[Figure dataset records]
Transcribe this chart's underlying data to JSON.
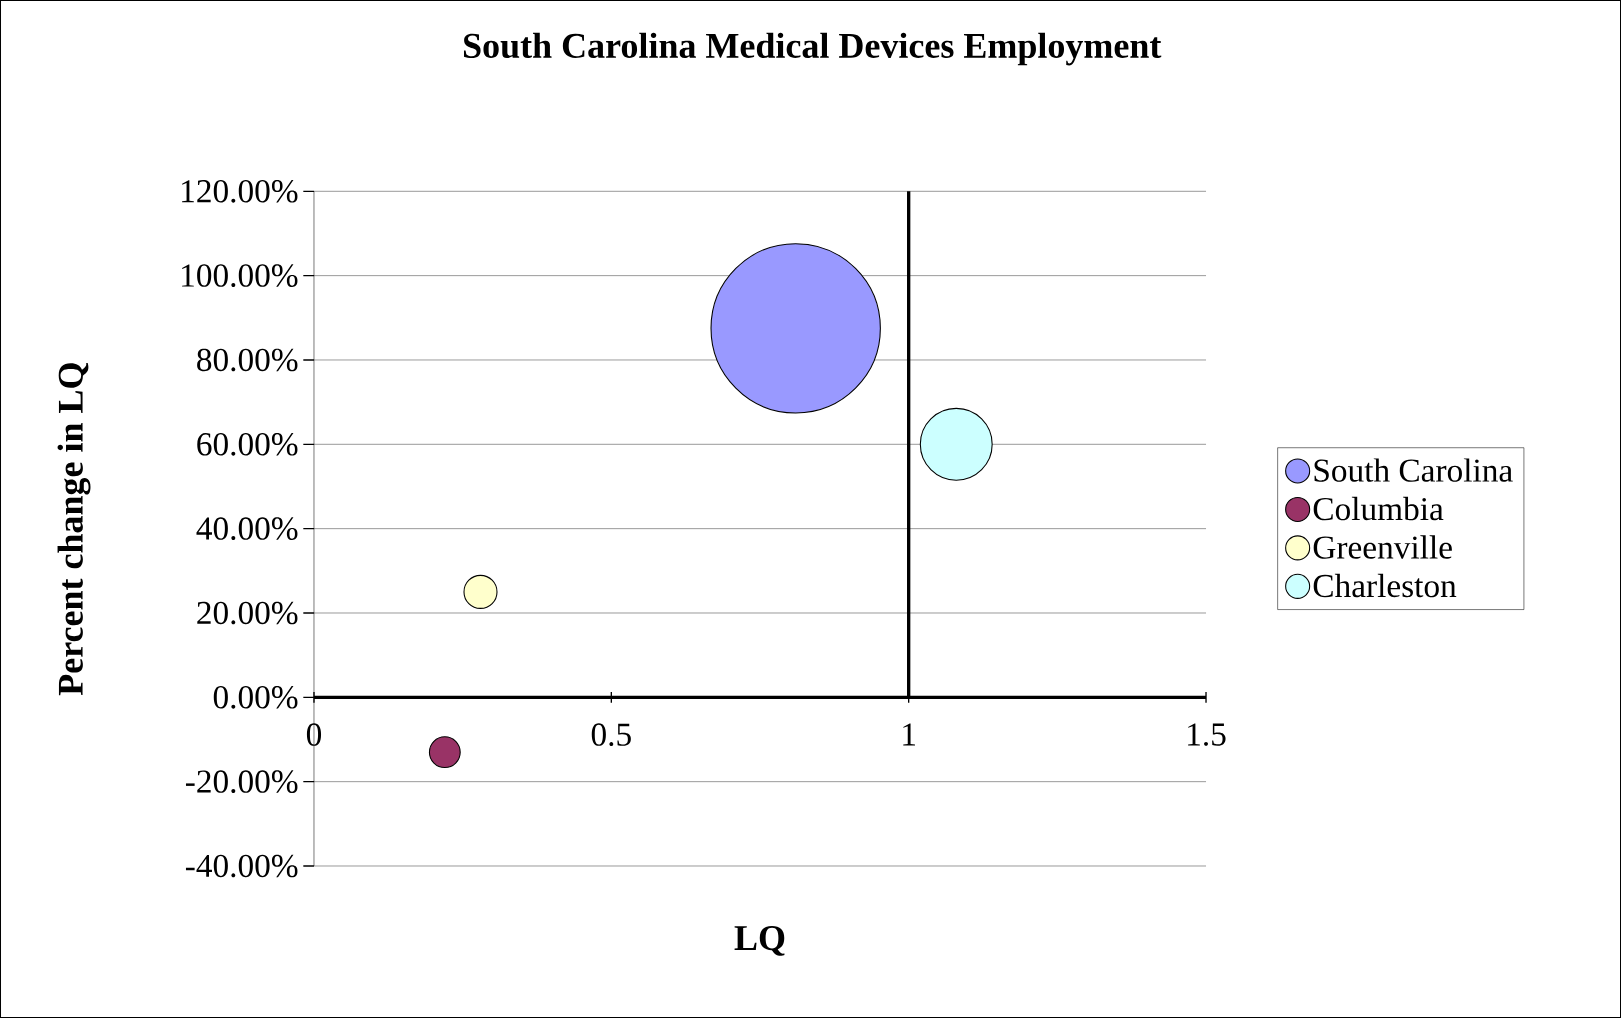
{
  "chart_data": {
    "type": "bubble",
    "title": "South Carolina Medical Devices Employment",
    "xlabel": "LQ",
    "ylabel": "Percent change in LQ",
    "series": [
      {
        "name": "South Carolina",
        "color": "#9999ff",
        "x": [
          0.81
        ],
        "values": [
          87.5
        ],
        "sizes": [
          1
        ]
      },
      {
        "name": "Columbia",
        "color": "#993366",
        "x": [
          0.22
        ],
        "values": [
          -13
        ],
        "sizes": [
          0.033
        ]
      },
      {
        "name": "Greenville",
        "color": "#ffffcc",
        "x": [
          0.28
        ],
        "values": [
          25
        ],
        "sizes": [
          0.038
        ]
      },
      {
        "name": "Charleston",
        "color": "#ccffff",
        "x": [
          1.08
        ],
        "values": [
          60
        ],
        "sizes": [
          0.18
        ]
      }
    ],
    "xlim": [
      0,
      1.5
    ],
    "xticks": [
      0,
      0.5,
      1,
      1.5
    ],
    "ylim": [
      -40,
      120
    ],
    "yticks": [
      {
        "value": -40,
        "label": "-40.00%"
      },
      {
        "value": -20,
        "label": "-20.00%"
      },
      {
        "value": 0,
        "label": "0.00%"
      },
      {
        "value": 20,
        "label": "20.00%"
      },
      {
        "value": 40,
        "label": "40.00%"
      },
      {
        "value": 60,
        "label": "60.00%"
      },
      {
        "value": 80,
        "label": "80.00%"
      },
      {
        "value": 100,
        "label": "100.00%"
      },
      {
        "value": 120,
        "label": "120.00%"
      }
    ],
    "grid": "y",
    "legend": "right",
    "ref_lines": [
      {
        "axis": "x",
        "value": 1,
        "color": "#000000"
      }
    ]
  }
}
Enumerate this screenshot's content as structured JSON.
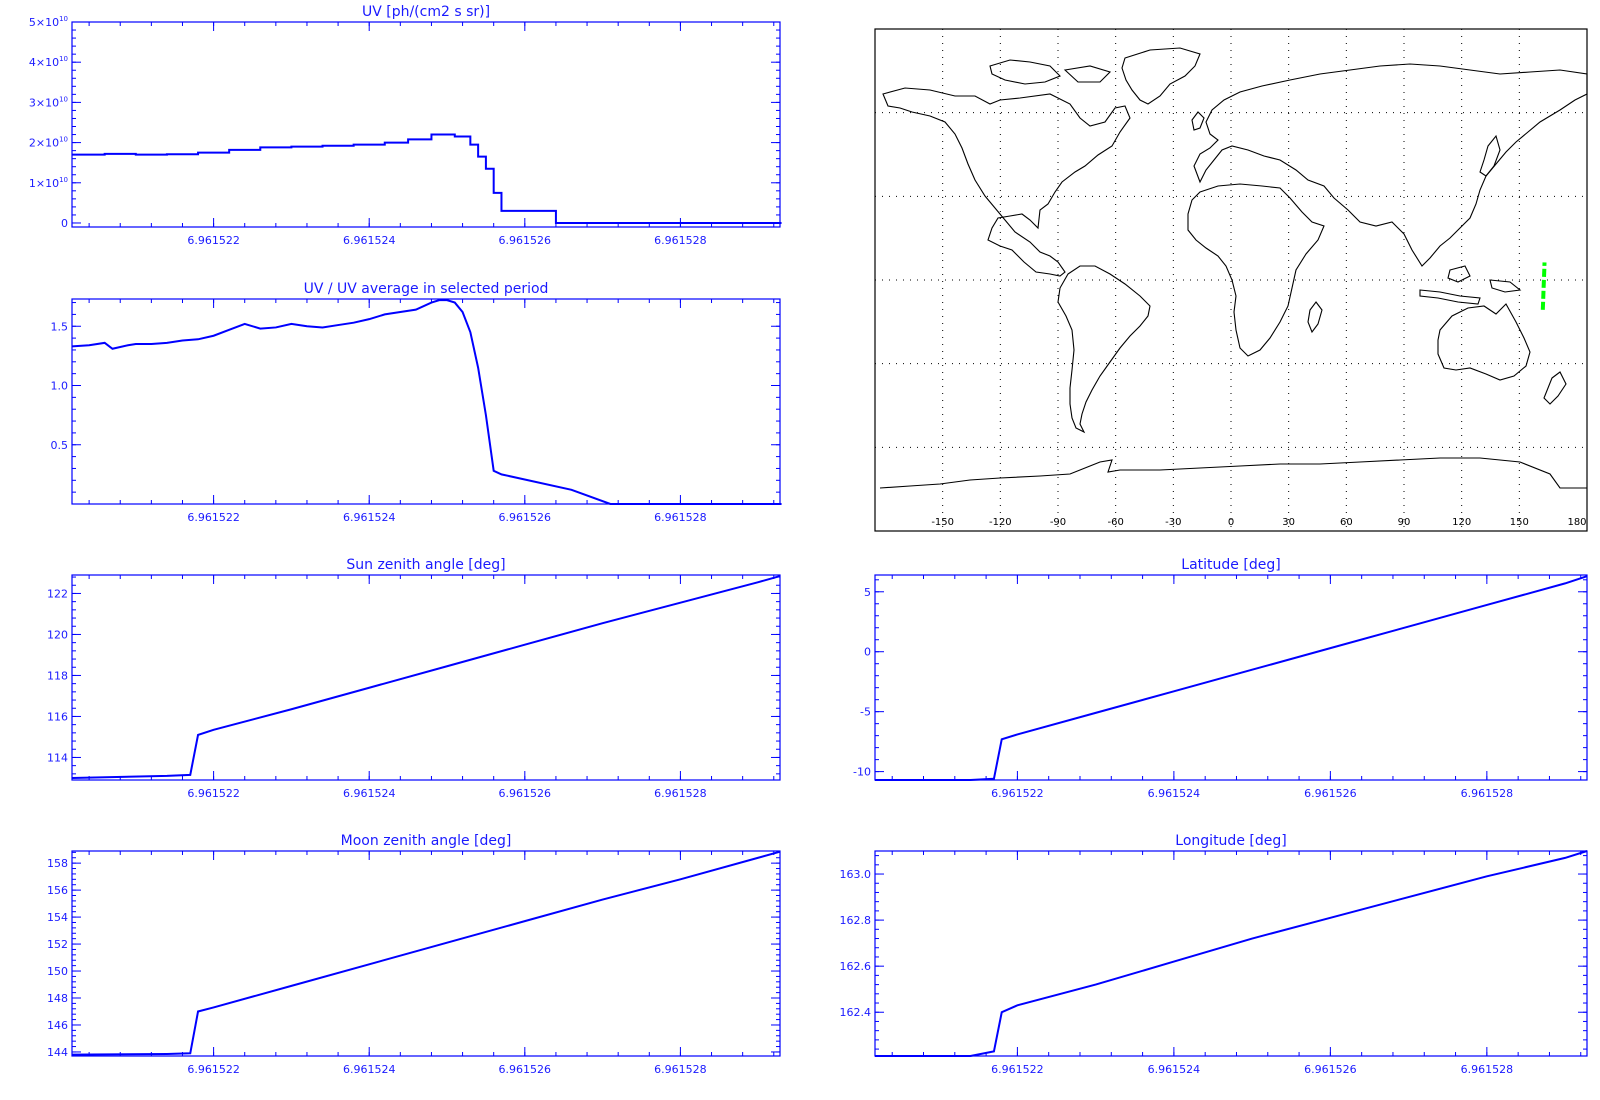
{
  "colors": {
    "axis": "#0000ff",
    "line": "#0000ff",
    "map_track": "#00ff00",
    "map_lines": "#000000"
  },
  "chart_data": [
    {
      "id": "uv",
      "type": "line",
      "step": true,
      "title": "UV [ph/(cm2 s sr)]",
      "xlabel": "",
      "ylabel": "",
      "xlim": [
        6.96152018,
        6.96152928
      ],
      "ylim": [
        -1000000000.0,
        50000000000.0
      ],
      "xticks": [
        6.961522,
        6.961524,
        6.961526,
        6.961528
      ],
      "xtick_labels": [
        "6.961522",
        "6.961524",
        "6.961526",
        "6.961528"
      ],
      "yticks": [
        0,
        10000000000.0,
        20000000000.0,
        30000000000.0,
        40000000000.0,
        50000000000.0
      ],
      "ytick_labels": [
        {
          "base": "0",
          "exp": ""
        },
        {
          "base": "1×10",
          "exp": "10"
        },
        {
          "base": "2×10",
          "exp": "10"
        },
        {
          "base": "3×10",
          "exp": "10"
        },
        {
          "base": "4×10",
          "exp": "10"
        },
        {
          "base": "5×10",
          "exp": "10"
        }
      ],
      "x": [
        6.96152018,
        6.9615206,
        6.961521,
        6.9615214,
        6.9615218,
        6.9615222,
        6.9615226,
        6.961523,
        6.9615234,
        6.9615238,
        6.9615242,
        6.9615245,
        6.9615248,
        6.9615251,
        6.9615253,
        6.9615254,
        6.9615255,
        6.9615256,
        6.9615257,
        6.9615259,
        6.9615264,
        6.961527,
        6.9615293
      ],
      "y": [
        17000000000.0,
        17200000000.0,
        17000000000.0,
        17100000000.0,
        17500000000.0,
        18200000000.0,
        18800000000.0,
        19000000000.0,
        19200000000.0,
        19500000000.0,
        20000000000.0,
        20800000000.0,
        22000000000.0,
        21500000000.0,
        19500000000.0,
        16500000000.0,
        13500000000.0,
        7500000000.0,
        3000000000.0,
        3000000000.0,
        0,
        0,
        0
      ]
    },
    {
      "id": "uvratio",
      "type": "line",
      "title": "UV / UV average in selected period",
      "xlabel": "",
      "ylabel": "",
      "xlim": [
        6.96152018,
        6.96152928
      ],
      "ylim": [
        0,
        1.73
      ],
      "xticks": [
        6.961522,
        6.961524,
        6.961526,
        6.961528
      ],
      "xtick_labels": [
        "6.961522",
        "6.961524",
        "6.961526",
        "6.961528"
      ],
      "yticks": [
        0.5,
        1.0,
        1.5
      ],
      "ytick_labels": [
        "0.5",
        "1.0",
        "1.5"
      ],
      "x": [
        6.96152018,
        6.9615204,
        6.9615206,
        6.9615207,
        6.9615209,
        6.961521,
        6.9615212,
        6.9615214,
        6.9615216,
        6.9615218,
        6.961522,
        6.9615222,
        6.9615224,
        6.9615226,
        6.9615228,
        6.961523,
        6.9615232,
        6.9615234,
        6.9615236,
        6.9615238,
        6.961524,
        6.9615242,
        6.9615244,
        6.9615246,
        6.9615248,
        6.9615249,
        6.961525,
        6.9615251,
        6.9615252,
        6.9615253,
        6.9615254,
        6.9615255,
        6.9615256,
        6.9615257,
        6.9615266,
        6.9615271,
        6.9615293
      ],
      "y": [
        1.33,
        1.34,
        1.36,
        1.31,
        1.34,
        1.35,
        1.35,
        1.36,
        1.38,
        1.39,
        1.42,
        1.47,
        1.52,
        1.48,
        1.49,
        1.52,
        1.5,
        1.49,
        1.51,
        1.53,
        1.56,
        1.6,
        1.62,
        1.64,
        1.7,
        1.72,
        1.72,
        1.7,
        1.62,
        1.45,
        1.15,
        0.75,
        0.28,
        0.25,
        0.12,
        0.0,
        0.0
      ]
    },
    {
      "id": "sun",
      "type": "line",
      "title": "Sun zenith angle [deg]",
      "xlabel": "",
      "ylabel": "",
      "xlim": [
        6.96152018,
        6.96152928
      ],
      "ylim": [
        112.9,
        122.9
      ],
      "xticks": [
        6.961522,
        6.961524,
        6.961526,
        6.961528
      ],
      "xtick_labels": [
        "6.961522",
        "6.961524",
        "6.961526",
        "6.961528"
      ],
      "yticks": [
        114,
        116,
        118,
        120,
        122
      ],
      "ytick_labels": [
        "114",
        "116",
        "118",
        "120",
        "122"
      ],
      "x": [
        6.96152018,
        6.9615214,
        6.9615217,
        6.9615218,
        6.961522,
        6.961523,
        6.961524,
        6.961525,
        6.961526,
        6.961527,
        6.961528,
        6.961529,
        6.96152928
      ],
      "y": [
        113.0,
        113.1,
        113.15,
        115.1,
        115.35,
        116.35,
        117.4,
        118.45,
        119.5,
        120.55,
        121.55,
        122.55,
        122.85
      ]
    },
    {
      "id": "moon",
      "type": "line",
      "title": "Moon zenith angle [deg]",
      "xlabel": "",
      "ylabel": "",
      "xlim": [
        6.96152018,
        6.96152928
      ],
      "ylim": [
        143.7,
        158.9
      ],
      "xticks": [
        6.961522,
        6.961524,
        6.961526,
        6.961528
      ],
      "xtick_labels": [
        "6.961522",
        "6.961524",
        "6.961526",
        "6.961528"
      ],
      "yticks": [
        144,
        146,
        148,
        150,
        152,
        154,
        156,
        158
      ],
      "ytick_labels": [
        "144",
        "146",
        "148",
        "150",
        "152",
        "154",
        "156",
        "158"
      ],
      "x": [
        6.96152018,
        6.9615214,
        6.9615217,
        6.9615218,
        6.961522,
        6.961523,
        6.961524,
        6.961525,
        6.961526,
        6.961527,
        6.961528,
        6.961529,
        6.96152928
      ],
      "y": [
        143.8,
        143.85,
        143.9,
        147.0,
        147.3,
        148.9,
        150.5,
        152.1,
        153.7,
        155.3,
        156.8,
        158.4,
        158.85
      ]
    },
    {
      "id": "lat",
      "type": "line",
      "title": "Latitude [deg]",
      "xlabel": "",
      "ylabel": "",
      "xlim": [
        6.96152018,
        6.96152928
      ],
      "ylim": [
        -10.7,
        6.4
      ],
      "xticks": [
        6.961522,
        6.961524,
        6.961526,
        6.961528
      ],
      "xtick_labels": [
        "6.961522",
        "6.961524",
        "6.961526",
        "6.961528"
      ],
      "yticks": [
        -10,
        -5,
        0,
        5
      ],
      "ytick_labels": [
        "-10",
        "-5",
        "0",
        "5"
      ],
      "x": [
        6.96152018,
        6.9615214,
        6.9615217,
        6.9615218,
        6.961522,
        6.961523,
        6.961524,
        6.961525,
        6.961526,
        6.961527,
        6.961528,
        6.961529,
        6.96152928
      ],
      "y": [
        -10.7,
        -10.7,
        -10.6,
        -7.3,
        -6.9,
        -5.1,
        -3.3,
        -1.5,
        0.3,
        2.1,
        3.9,
        5.7,
        6.3
      ]
    },
    {
      "id": "lon",
      "type": "line",
      "title": "Longitude [deg]",
      "xlabel": "",
      "ylabel": "",
      "xlim": [
        6.96152018,
        6.96152928
      ],
      "ylim": [
        162.21,
        163.1
      ],
      "xticks": [
        6.961522,
        6.961524,
        6.961526,
        6.961528
      ],
      "xtick_labels": [
        "6.961522",
        "6.961524",
        "6.961526",
        "6.961528"
      ],
      "yticks": [
        162.4,
        162.6,
        162.8,
        163.0
      ],
      "ytick_labels": [
        "162.4",
        "162.6",
        "162.8",
        "163.0"
      ],
      "x": [
        6.96152018,
        6.9615214,
        6.9615217,
        6.9615218,
        6.961522,
        6.961523,
        6.961524,
        6.961525,
        6.961526,
        6.961527,
        6.961528,
        6.961529,
        6.96152928
      ],
      "y": [
        162.21,
        162.21,
        162.23,
        162.4,
        162.43,
        162.52,
        162.62,
        162.72,
        162.81,
        162.9,
        162.99,
        163.07,
        163.1
      ]
    }
  ],
  "map": {
    "projection": "cylindrical",
    "lon_range": [
      -180,
      180
    ],
    "lat_range": [
      -90,
      90
    ],
    "grid_lons": [
      -150,
      -120,
      -90,
      -60,
      -30,
      0,
      30,
      60,
      90,
      120,
      150
    ],
    "grid_lats": [
      -60,
      -30,
      0,
      30,
      60
    ],
    "xtick_labels": [
      "-150",
      "-120",
      "-90",
      "-60",
      "-30",
      "0",
      "30",
      "60",
      "90",
      "120",
      "150",
      "180"
    ],
    "xtick_values": [
      -150,
      -120,
      -90,
      -60,
      -30,
      0,
      30,
      60,
      90,
      120,
      150,
      180
    ],
    "track": {
      "lon": [
        162.21,
        162.4,
        162.6,
        162.8,
        163.0,
        163.1
      ],
      "lat": [
        -10.7,
        -7.3,
        -3.3,
        0.3,
        3.9,
        6.3
      ]
    }
  }
}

# [Exercise]
Return every line of the preceding records in which the word "angle" appears.

# [Solution for this problem]
      "title": "Sun zenith angle [deg]",
      "title": "Moon zenith angle [deg]",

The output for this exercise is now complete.